> [Stored rows]:
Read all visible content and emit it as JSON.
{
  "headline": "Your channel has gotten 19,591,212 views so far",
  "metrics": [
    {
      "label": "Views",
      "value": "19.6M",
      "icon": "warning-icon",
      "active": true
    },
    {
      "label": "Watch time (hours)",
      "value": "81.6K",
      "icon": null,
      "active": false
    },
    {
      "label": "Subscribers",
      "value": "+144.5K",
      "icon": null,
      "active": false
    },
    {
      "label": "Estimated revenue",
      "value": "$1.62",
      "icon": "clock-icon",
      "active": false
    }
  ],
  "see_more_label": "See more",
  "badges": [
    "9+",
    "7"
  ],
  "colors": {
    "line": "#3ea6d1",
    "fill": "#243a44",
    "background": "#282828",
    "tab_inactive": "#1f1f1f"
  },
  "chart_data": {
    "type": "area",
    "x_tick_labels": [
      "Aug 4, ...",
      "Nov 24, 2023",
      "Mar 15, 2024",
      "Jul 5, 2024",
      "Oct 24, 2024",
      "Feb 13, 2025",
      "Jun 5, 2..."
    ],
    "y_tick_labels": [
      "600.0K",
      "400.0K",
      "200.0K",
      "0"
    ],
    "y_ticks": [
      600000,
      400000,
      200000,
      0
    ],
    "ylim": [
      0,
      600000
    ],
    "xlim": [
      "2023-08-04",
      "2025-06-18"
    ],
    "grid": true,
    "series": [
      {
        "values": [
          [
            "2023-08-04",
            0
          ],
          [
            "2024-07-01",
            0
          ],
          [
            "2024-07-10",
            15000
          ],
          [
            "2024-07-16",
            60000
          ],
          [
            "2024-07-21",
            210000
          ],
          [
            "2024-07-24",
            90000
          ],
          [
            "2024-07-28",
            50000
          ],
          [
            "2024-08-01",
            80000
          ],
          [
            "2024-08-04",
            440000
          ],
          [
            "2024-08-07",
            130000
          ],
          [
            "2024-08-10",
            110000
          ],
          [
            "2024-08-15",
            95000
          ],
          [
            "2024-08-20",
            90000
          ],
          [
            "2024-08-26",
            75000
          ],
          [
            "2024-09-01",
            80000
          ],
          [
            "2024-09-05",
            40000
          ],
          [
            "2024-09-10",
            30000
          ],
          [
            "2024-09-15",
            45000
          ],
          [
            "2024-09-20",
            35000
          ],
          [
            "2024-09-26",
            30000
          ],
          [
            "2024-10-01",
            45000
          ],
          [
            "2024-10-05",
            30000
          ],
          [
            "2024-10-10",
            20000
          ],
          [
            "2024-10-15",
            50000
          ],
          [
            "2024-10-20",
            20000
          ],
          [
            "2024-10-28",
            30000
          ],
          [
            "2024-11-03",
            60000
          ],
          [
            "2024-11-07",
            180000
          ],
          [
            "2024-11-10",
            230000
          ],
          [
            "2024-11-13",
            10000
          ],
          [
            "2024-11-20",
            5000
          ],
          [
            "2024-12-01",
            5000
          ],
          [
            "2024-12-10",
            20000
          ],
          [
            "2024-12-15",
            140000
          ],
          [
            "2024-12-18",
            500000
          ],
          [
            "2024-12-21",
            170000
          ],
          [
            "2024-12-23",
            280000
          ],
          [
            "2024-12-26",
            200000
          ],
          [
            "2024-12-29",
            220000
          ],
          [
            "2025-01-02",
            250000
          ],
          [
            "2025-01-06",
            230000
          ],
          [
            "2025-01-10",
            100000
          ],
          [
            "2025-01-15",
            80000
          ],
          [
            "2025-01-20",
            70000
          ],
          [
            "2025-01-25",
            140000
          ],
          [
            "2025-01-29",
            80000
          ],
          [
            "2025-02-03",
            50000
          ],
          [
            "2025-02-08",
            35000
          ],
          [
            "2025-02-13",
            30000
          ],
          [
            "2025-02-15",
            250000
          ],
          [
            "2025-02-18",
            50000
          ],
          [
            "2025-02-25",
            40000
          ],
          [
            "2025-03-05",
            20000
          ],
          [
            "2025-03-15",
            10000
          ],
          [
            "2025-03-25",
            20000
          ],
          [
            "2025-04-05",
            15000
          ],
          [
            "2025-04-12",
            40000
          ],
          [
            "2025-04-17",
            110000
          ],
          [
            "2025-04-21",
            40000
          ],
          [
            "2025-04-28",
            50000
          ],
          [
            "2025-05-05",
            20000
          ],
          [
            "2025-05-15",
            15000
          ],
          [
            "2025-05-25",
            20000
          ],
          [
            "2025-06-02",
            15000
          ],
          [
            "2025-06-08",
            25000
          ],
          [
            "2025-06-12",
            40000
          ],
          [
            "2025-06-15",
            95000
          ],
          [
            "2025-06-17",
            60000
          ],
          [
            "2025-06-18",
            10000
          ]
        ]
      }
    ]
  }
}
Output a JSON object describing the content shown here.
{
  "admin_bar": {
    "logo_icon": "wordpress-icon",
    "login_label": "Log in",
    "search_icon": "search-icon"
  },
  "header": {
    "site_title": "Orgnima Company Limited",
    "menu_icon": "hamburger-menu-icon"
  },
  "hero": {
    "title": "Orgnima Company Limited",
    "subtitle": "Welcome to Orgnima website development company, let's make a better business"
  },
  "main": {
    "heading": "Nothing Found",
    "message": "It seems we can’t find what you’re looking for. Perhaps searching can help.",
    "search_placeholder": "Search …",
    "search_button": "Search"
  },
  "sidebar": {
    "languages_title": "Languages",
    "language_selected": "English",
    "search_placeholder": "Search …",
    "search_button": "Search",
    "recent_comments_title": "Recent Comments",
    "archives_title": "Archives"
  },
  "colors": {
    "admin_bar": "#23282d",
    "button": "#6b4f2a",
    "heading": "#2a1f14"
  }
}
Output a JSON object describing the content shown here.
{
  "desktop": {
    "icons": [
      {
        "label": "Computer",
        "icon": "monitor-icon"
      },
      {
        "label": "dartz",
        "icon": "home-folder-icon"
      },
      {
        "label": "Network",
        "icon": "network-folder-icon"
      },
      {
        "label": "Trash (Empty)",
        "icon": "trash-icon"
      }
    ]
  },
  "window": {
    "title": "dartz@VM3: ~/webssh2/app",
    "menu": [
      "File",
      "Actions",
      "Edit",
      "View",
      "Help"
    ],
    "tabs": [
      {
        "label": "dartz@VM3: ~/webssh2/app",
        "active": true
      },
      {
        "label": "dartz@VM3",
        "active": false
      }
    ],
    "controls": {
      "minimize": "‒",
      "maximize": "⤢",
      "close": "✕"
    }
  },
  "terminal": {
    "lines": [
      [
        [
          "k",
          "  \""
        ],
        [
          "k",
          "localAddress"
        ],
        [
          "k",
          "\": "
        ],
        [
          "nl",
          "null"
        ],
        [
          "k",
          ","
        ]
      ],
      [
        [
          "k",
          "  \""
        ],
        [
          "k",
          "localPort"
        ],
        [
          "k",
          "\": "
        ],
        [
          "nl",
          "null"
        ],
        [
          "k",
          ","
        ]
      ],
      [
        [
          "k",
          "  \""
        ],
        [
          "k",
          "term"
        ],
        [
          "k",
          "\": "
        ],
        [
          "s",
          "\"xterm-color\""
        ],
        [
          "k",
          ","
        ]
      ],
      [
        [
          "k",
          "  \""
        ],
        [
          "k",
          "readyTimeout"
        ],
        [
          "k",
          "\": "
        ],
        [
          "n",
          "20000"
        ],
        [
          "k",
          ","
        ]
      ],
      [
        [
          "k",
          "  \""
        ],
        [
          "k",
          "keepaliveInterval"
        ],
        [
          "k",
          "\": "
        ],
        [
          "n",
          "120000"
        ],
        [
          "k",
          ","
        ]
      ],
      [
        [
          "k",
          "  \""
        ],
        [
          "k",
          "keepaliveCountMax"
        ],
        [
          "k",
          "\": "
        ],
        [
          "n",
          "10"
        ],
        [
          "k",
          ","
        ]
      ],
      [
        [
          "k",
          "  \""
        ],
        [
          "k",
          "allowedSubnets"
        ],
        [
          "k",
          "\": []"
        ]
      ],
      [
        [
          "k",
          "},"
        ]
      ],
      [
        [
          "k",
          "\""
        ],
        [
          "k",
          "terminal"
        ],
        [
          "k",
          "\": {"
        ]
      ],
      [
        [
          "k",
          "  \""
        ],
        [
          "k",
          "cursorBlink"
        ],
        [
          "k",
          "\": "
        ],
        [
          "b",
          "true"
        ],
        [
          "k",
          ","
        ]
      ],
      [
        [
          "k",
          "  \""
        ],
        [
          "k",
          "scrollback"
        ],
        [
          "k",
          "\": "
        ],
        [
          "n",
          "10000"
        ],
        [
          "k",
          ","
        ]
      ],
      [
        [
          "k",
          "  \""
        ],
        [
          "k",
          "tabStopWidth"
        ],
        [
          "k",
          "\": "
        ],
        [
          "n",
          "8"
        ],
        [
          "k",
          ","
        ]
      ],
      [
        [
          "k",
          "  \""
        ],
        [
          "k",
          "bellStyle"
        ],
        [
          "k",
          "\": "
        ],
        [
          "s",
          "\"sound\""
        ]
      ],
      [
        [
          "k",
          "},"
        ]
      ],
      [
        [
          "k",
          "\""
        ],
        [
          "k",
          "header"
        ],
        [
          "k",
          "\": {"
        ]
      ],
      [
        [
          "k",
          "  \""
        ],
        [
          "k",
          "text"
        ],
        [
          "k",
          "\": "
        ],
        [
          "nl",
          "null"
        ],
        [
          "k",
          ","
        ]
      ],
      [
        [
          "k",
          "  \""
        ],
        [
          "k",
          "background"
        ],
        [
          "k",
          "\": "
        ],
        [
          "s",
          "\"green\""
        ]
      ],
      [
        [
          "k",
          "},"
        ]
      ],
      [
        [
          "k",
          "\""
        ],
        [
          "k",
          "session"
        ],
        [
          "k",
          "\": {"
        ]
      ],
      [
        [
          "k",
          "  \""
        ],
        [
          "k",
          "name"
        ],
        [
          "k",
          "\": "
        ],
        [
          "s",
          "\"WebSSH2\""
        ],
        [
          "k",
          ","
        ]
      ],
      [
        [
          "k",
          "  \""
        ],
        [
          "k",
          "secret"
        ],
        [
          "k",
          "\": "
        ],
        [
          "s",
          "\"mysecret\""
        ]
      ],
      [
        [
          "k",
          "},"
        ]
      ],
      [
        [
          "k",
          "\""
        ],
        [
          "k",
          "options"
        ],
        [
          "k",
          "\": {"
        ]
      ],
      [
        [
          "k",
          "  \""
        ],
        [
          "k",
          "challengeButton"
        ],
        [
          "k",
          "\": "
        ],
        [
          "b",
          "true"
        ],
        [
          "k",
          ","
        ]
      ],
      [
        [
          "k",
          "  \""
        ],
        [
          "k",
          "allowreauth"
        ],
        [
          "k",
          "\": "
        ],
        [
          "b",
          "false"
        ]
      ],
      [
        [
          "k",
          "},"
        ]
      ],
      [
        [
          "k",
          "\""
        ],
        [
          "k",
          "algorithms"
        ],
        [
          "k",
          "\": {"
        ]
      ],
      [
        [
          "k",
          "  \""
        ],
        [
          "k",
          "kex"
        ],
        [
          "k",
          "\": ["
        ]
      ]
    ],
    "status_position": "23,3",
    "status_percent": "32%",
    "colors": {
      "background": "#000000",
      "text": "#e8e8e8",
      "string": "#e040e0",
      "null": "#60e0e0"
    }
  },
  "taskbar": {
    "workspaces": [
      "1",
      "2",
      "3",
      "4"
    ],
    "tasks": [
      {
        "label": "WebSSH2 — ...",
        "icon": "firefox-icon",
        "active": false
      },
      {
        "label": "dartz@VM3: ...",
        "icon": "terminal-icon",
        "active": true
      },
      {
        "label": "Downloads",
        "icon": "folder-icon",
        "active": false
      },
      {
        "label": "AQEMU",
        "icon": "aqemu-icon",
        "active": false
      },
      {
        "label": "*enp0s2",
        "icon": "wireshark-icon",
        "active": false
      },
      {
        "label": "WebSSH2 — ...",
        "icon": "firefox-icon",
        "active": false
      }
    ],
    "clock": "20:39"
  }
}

> [Your task]: Copy every line of the listing that contains the word "dartz".

> [Exercise solution]:
        "label": "dartz",
    "title": "dartz@VM3: ~/webssh2/app",
        "label": "dartz@VM3: ~/webssh2/app",
        "label": "dartz@VM3",
        "label": "dartz@VM3: ...",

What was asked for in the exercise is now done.